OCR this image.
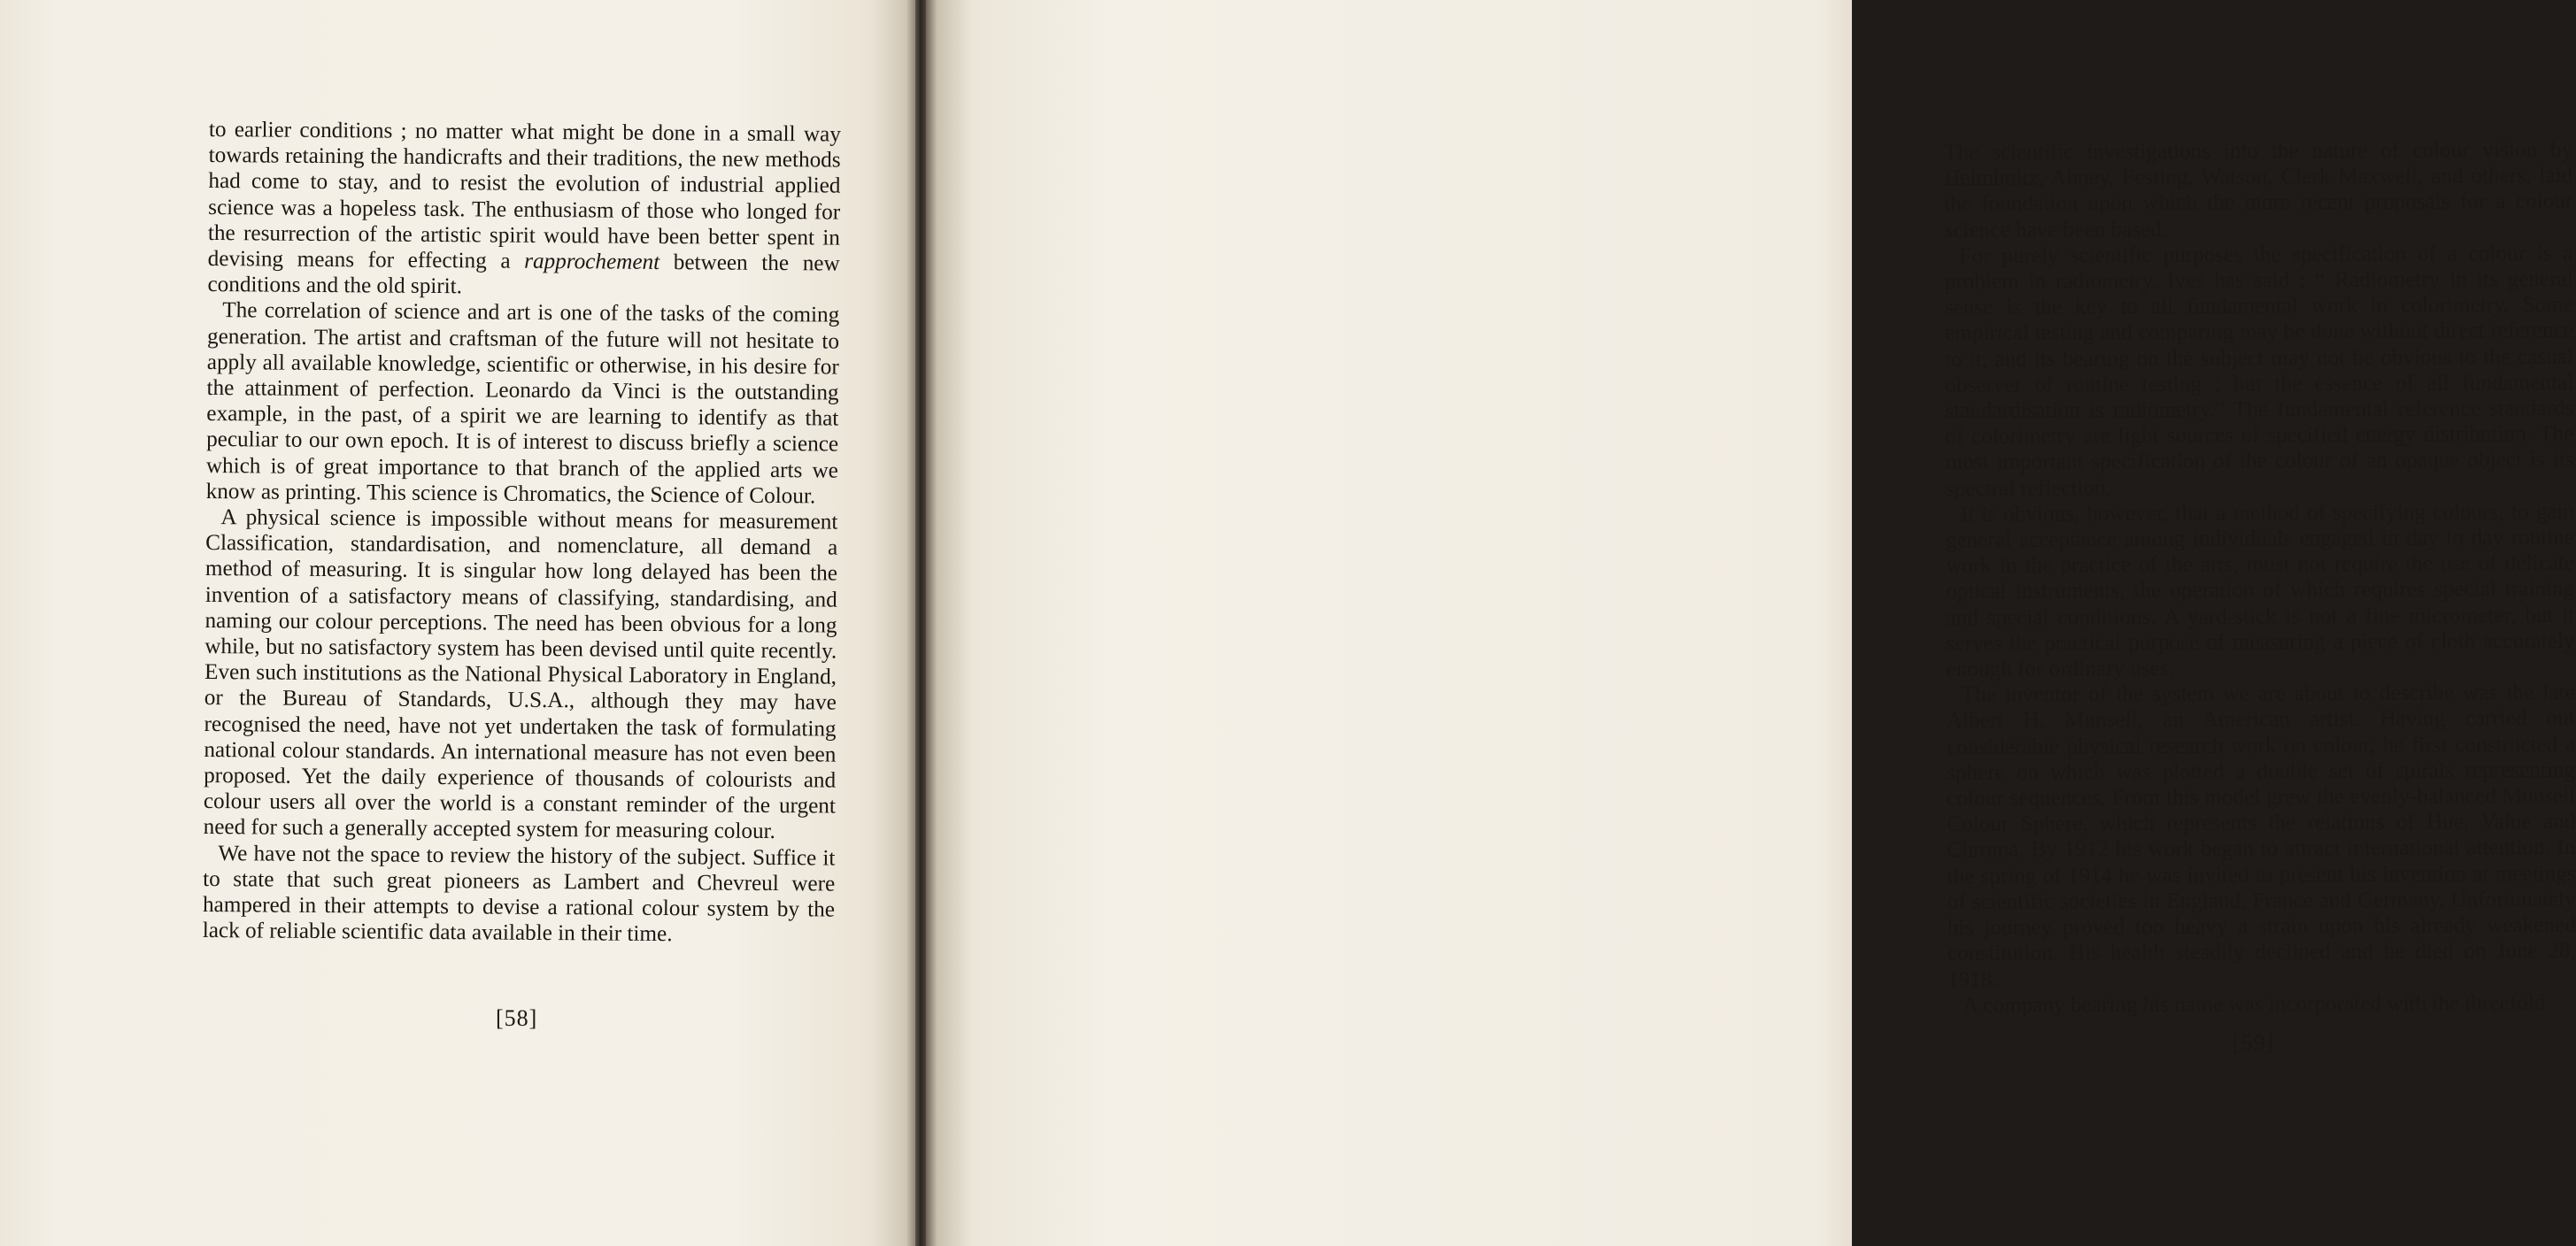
to earlier conditions ; no matter what might be done in a small way towards retaining the handicrafts and their traditions, the new methods had come to stay, and to resist the evolution of industrial applied science was a hopeless task. The enthusiasm of those who longed for the resurrection of the artistic spirit would have been better spent in devising means for effecting a rapprochement between the new conditions and the old spirit.

The correlation of science and art is one of the tasks of the coming generation. The artist and craftsman of the future will not hesitate to apply all available knowledge, scientific or otherwise, in his desire for the attainment of perfection. Leonardo da Vinci is the outstanding example, in the past, of a spirit we are learning to identify as that peculiar to our own epoch. It is of interest to discuss briefly a science which is of great importance to that branch of the applied arts we know as printing. This science is Chromatics, the Science of Colour.

A physical science is impossible without means for measurement Classification, standardisation, and nomenclature, all demand a method of measuring. It is singular how long delayed has been the invention of a satisfactory means of classifying, standardising, and naming our colour perceptions. The need has been obvious for a long while, but no satisfactory system has been devised until quite recently. Even such institutions as the National Physical Laboratory in England, or the Bureau of Standards, U.S.A., although they may have recognised the need, have not yet undertaken the task of formulating national colour standards. An international measure has not even been proposed. Yet the daily experience of thousands of colourists and colour users all over the world is a constant reminder of the urgent need for such a generally accepted system for measuring colour.

We have not the space to review the history of the subject. Suffice it to state that such great pioneers as Lambert and Chevreul were hampered in their attempts to devise a rational colour system by the lack of reliable scientific data available in their time.

[58]

The scientific investigations into the nature of colour vision by Helmholtz, Abney, Festing, Watson, Clerk Maxwell, and others, laid the foundation upon which the more recent proposals for a colour science have been based.

For purely scientific purposes the specification of a colour is a problem in radiometry. Ives has said : “ Radiometry in its general sense is the key to all fundamental work in colorimetry. Some empirical testing and comparing may be done without direct reference to it, and its bearing on the subject may not be obvious to the casual observer of routine testing ; but the essence of all fundamental standardisation is radiometry.” The fundamental reference standards of colorimetry are light sources of specified energy distribution. The most important specification of the colour of an opaque object is its spectral reflection.

It is obvious, however, that a method of specifying colours, to gain general acceptance among individuals engaged in day to day routine work in the practice of the arts, must not require the use of delicate optical instruments, the operation of which requires special training and special conditions. A yard-stick is not a fine micrometer, but it serves the practical purpose of measuring a piece of cloth accurately enough for ordinary uses.

The inventor of the system we are about to describe was the late Albert H. Munsell, an American artist. Having carried out considerable physical research work on colour, he first constructed a sphere on which was plotted a double set of spirals representing colour sequences. From this model grew the evenly-balanced Munsell Colour Sphere, which represents the relations of Hue, Value and Chroma. By 1912 his work began to attract international attention. In the spring of 1914 he was invited to present his invention at meetings of scientific societies in England, France and Germany. Unfortunately his journey proved too heavy a strain upon his already weakened constitution. His health steadily declined and he died on June 28, 1918.

A company bearing his name was incorporated with the threefold

[59]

• • •

• WHAT TO WORK ON: Nothing in the entries above should change when they are printed again, except that the pictures are dropped.

• SOLUTION TO THIS PROBLEM:
OCR this image.
to earlier conditions ; no matter what might be done in a small way towards retaining the handicrafts and their traditions, the new methods had come to stay, and to resist the evolution of industrial applied science was a hopeless task. The enthusiasm of those who longed for the resurrection of the artistic spirit would have been better spent in devising means for effecting a rapprochement between the new conditions and the old spirit.

The correlation of science and art is one of the tasks of the coming generation. The artist and craftsman of the future will not hesitate to apply all available knowledge, scientific or otherwise, in his desire for the attainment of perfection. Leonardo da Vinci is the outstanding example, in the past, of a spirit we are learning to identify as that peculiar to our own epoch. It is of interest to discuss briefly a science which is of great importance to that branch of the applied arts we know as printing. This science is Chromatics, the Science of Colour.

A physical science is impossible without means for measurement Classification, standardisation, and nomenclature, all demand a method of measuring. It is singular how long delayed has been the invention of a satisfactory means of classifying, standardising, and naming our colour perceptions. The need has been obvious for a long while, but no satisfactory system has been devised until quite recently. Even such institutions as the National Physical Laboratory in England, or the Bureau of Standards, U.S.A., although they may have recognised the need, have not yet undertaken the task of formulating national colour standards. An international measure has not even been proposed. Yet the daily experience of thousands of colourists and colour users all over the world is a constant reminder of the urgent need for such a generally accepted system for measuring colour.

We have not the space to review the history of the subject. Suffice it to state that such great pioneers as Lambert and Chevreul were hampered in their attempts to devise a rational colour system by the lack of reliable scientific data available in their time.

[58]

The scientific investigations into the nature of colour vision by Helmholtz, Abney, Festing, Watson, Clerk Maxwell, and others, laid the foundation upon which the more recent proposals for a colour science have been based.

For purely scientific purposes the specification of a colour is a problem in radiometry. Ives has said : “ Radiometry in its general sense is the key to all fundamental work in colorimetry. Some empirical testing and comparing may be done without direct reference to it, and its bearing on the subject may not be obvious to the casual observer of routine testing ; but the essence of all fundamental standardisation is radiometry.” The fundamental reference standards of colorimetry are light sources of specified energy distribution. The most important specification of the colour of an opaque object is its spectral reflection.

It is obvious, however, that a method of specifying colours, to gain general acceptance among individuals engaged in day to day routine work in the practice of the arts, must not require the use of delicate optical instruments, the operation of which requires special training and special conditions. A yard-stick is not a fine micrometer, but it serves the practical purpose of measuring a piece of cloth accurately enough for ordinary uses.

The inventor of the system we are about to describe was the late Albert H. Munsell, an American artist. Having carried out considerable physical research work on colour, he first constructed a sphere on which was plotted a double set of spirals representing colour sequences. From this model grew the evenly-balanced Munsell Colour Sphere, which represents the relations of Hue, Value and Chroma. By 1912 his work began to attract international attention. In the spring of 1914 he was invited to present his invention at meetings of scientific societies in England, France and Germany. Unfortunately his journey proved too heavy a strain upon his already weakened constitution. His health steadily declined and he died on June 28, 1918.

A company bearing his name was incorporated with the threefold

[59]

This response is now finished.